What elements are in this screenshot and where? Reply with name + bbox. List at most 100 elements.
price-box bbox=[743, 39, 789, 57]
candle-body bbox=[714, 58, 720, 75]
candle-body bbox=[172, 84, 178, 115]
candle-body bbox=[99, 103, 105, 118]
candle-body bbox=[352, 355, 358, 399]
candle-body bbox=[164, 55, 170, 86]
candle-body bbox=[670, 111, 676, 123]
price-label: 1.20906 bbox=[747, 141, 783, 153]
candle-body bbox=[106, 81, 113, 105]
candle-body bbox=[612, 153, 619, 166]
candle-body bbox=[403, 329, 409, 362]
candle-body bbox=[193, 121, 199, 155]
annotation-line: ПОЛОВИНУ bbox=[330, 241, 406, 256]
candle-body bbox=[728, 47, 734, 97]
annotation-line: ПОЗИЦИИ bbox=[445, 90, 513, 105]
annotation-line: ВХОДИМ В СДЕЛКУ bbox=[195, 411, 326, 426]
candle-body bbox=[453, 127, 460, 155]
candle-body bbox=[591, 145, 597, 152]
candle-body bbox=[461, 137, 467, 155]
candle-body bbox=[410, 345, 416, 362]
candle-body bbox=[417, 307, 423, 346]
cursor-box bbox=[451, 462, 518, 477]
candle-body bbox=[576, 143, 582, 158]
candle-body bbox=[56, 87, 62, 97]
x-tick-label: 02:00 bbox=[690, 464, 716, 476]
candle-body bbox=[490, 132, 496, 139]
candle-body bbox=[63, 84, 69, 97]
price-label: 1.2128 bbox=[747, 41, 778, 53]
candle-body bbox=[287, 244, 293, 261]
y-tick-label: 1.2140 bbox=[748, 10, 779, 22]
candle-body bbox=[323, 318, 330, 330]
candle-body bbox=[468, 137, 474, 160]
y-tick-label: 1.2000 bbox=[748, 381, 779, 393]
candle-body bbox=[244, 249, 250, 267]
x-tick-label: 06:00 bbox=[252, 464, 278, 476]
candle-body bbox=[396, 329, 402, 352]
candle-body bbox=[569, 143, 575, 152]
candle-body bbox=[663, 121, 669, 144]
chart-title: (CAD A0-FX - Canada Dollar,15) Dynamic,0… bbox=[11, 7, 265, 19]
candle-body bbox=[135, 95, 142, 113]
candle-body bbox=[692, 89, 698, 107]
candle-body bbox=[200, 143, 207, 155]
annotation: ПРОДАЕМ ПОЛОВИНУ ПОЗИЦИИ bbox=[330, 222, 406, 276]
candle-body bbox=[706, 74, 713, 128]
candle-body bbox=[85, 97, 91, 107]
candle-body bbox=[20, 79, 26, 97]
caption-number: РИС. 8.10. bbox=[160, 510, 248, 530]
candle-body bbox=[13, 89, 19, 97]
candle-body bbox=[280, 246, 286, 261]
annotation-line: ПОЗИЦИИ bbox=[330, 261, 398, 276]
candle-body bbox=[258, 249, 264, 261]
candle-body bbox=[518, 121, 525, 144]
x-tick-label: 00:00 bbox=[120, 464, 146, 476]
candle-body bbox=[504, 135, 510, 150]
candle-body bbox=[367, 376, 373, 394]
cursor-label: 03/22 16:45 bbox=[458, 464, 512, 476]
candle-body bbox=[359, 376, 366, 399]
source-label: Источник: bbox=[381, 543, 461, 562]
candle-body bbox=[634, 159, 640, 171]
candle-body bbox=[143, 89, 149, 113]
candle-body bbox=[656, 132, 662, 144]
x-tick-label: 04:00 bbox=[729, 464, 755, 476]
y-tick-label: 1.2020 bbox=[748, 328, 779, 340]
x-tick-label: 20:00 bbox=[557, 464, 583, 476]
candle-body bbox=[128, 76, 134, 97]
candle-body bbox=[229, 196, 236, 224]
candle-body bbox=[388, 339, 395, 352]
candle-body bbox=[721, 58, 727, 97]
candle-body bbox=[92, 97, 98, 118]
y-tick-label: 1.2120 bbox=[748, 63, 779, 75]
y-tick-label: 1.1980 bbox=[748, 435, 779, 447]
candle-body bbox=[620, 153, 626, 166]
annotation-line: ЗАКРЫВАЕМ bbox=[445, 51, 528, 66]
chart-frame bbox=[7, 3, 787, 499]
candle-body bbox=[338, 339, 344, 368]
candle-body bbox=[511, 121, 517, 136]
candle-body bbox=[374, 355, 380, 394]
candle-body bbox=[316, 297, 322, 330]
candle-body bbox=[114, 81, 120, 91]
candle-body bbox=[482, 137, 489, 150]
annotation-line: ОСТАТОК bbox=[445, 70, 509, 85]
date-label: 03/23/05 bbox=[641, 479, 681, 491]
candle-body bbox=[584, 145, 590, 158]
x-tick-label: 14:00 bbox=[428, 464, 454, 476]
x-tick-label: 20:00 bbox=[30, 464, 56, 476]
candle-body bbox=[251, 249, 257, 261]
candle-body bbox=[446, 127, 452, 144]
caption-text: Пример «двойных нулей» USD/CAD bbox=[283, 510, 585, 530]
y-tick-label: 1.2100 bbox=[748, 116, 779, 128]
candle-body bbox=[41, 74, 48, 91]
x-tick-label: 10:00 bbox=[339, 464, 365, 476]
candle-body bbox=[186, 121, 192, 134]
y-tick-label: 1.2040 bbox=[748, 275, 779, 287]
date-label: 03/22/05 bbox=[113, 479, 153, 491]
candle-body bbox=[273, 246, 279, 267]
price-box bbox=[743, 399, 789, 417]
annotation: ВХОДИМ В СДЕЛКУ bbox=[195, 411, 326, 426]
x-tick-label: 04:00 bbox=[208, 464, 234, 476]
##############################
§ **Task directions**:
Copy the whole listing above line for line, without changing a single character.

§ **Final result**:
What elements are in this screenshot and where? Reply with name + bbox. List at most 100 elements.
price-box bbox=[743, 39, 789, 57]
candle-body bbox=[714, 58, 720, 75]
candle-body bbox=[172, 84, 178, 115]
candle-body bbox=[99, 103, 105, 118]
candle-body bbox=[352, 355, 358, 399]
candle-body bbox=[164, 55, 170, 86]
candle-body bbox=[670, 111, 676, 123]
price-label: 1.20906 bbox=[747, 141, 783, 153]
candle-body bbox=[106, 81, 113, 105]
candle-body bbox=[612, 153, 619, 166]
candle-body bbox=[403, 329, 409, 362]
candle-body bbox=[193, 121, 199, 155]
annotation-line: ПОЛОВИНУ bbox=[330, 241, 406, 256]
candle-body bbox=[728, 47, 734, 97]
annotation-line: ПОЗИЦИИ bbox=[445, 90, 513, 105]
annotation-line: ВХОДИМ В СДЕЛКУ bbox=[195, 411, 326, 426]
candle-body bbox=[453, 127, 460, 155]
candle-body bbox=[591, 145, 597, 152]
candle-body bbox=[461, 137, 467, 155]
candle-body bbox=[410, 345, 416, 362]
candle-body bbox=[417, 307, 423, 346]
cursor-box bbox=[451, 462, 518, 477]
candle-body bbox=[576, 143, 582, 158]
candle-body bbox=[56, 87, 62, 97]
x-tick-label: 02:00 bbox=[690, 464, 716, 476]
candle-body bbox=[490, 132, 496, 139]
candle-body bbox=[63, 84, 69, 97]
price-label: 1.2128 bbox=[747, 41, 778, 53]
candle-body bbox=[287, 244, 293, 261]
y-tick-label: 1.2140 bbox=[748, 10, 779, 22]
candle-body bbox=[323, 318, 330, 330]
candle-body bbox=[468, 137, 474, 160]
y-tick-label: 1.2000 bbox=[748, 381, 779, 393]
candle-body bbox=[244, 249, 250, 267]
x-tick-label: 06:00 bbox=[252, 464, 278, 476]
candle-body bbox=[396, 329, 402, 352]
candle-body bbox=[569, 143, 575, 152]
candle-body bbox=[663, 121, 669, 144]
chart-title: (CAD A0-FX - Canada Dollar,15) Dynamic,0… bbox=[11, 7, 265, 19]
candle-body bbox=[135, 95, 142, 113]
candle-body bbox=[692, 89, 698, 107]
candle-body bbox=[200, 143, 207, 155]
annotation: ПРОДАЕМ ПОЛОВИНУ ПОЗИЦИИ bbox=[330, 222, 406, 276]
candle-body bbox=[706, 74, 713, 128]
candle-body bbox=[85, 97, 91, 107]
candle-body bbox=[20, 79, 26, 97]
caption-number: РИС. 8.10. bbox=[160, 510, 248, 530]
candle-body bbox=[13, 89, 19, 97]
candle-body bbox=[280, 246, 286, 261]
annotation-line: ПОЗИЦИИ bbox=[330, 261, 398, 276]
candle-body bbox=[258, 249, 264, 261]
candle-body bbox=[518, 121, 525, 144]
x-tick-label: 00:00 bbox=[120, 464, 146, 476]
candle-body bbox=[504, 135, 510, 150]
candle-body bbox=[367, 376, 373, 394]
cursor-label: 03/22 16:45 bbox=[458, 464, 512, 476]
candle-body bbox=[359, 376, 366, 399]
source-label: Источник: bbox=[381, 543, 461, 562]
candle-body bbox=[634, 159, 640, 171]
candle-body bbox=[143, 89, 149, 113]
candle-body bbox=[656, 132, 662, 144]
x-tick-label: 04:00 bbox=[729, 464, 755, 476]
y-tick-label: 1.2020 bbox=[748, 328, 779, 340]
x-tick-label: 20:00 bbox=[557, 464, 583, 476]
candle-body bbox=[128, 76, 134, 97]
candle-body bbox=[229, 196, 236, 224]
candle-body bbox=[388, 339, 395, 352]
candle-body bbox=[721, 58, 727, 97]
candle-body bbox=[92, 97, 98, 118]
y-tick-label: 1.2120 bbox=[748, 63, 779, 75]
y-tick-label: 1.1980 bbox=[748, 435, 779, 447]
candle-body bbox=[620, 153, 626, 166]
annotation-line: ЗАКРЫВАЕМ bbox=[445, 51, 528, 66]
chart-frame bbox=[7, 3, 787, 499]
candle-body bbox=[338, 339, 344, 368]
candle-body bbox=[511, 121, 517, 136]
candle-body bbox=[374, 355, 380, 394]
candle-body bbox=[316, 297, 322, 330]
candle-body bbox=[114, 81, 120, 91]
candle-body bbox=[482, 137, 489, 150]
annotation-line: ОСТАТОК bbox=[445, 70, 509, 85]
date-label: 03/23/05 bbox=[641, 479, 681, 491]
candle-body bbox=[584, 145, 590, 158]
x-tick-label: 14:00 bbox=[428, 464, 454, 476]
x-tick-label: 20:00 bbox=[30, 464, 56, 476]
candle-body bbox=[251, 249, 257, 261]
candle-body bbox=[446, 127, 452, 144]
caption-text: Пример «двойных нулей» USD/CAD bbox=[283, 510, 585, 530]
y-tick-label: 1.2100 bbox=[748, 116, 779, 128]
candle-body bbox=[41, 74, 48, 91]
x-tick-label: 10:00 bbox=[339, 464, 365, 476]
candle-body bbox=[186, 121, 192, 134]
y-tick-label: 1.2040 bbox=[748, 275, 779, 287]
date-label: 03/22/05 bbox=[113, 479, 153, 491]
candle-body bbox=[273, 246, 279, 267]
price-box bbox=[743, 399, 789, 417]
annotation: ВХОДИМ В СДЕЛКУ bbox=[195, 411, 326, 426]
x-tick-label: 04:00 bbox=[208, 464, 234, 476]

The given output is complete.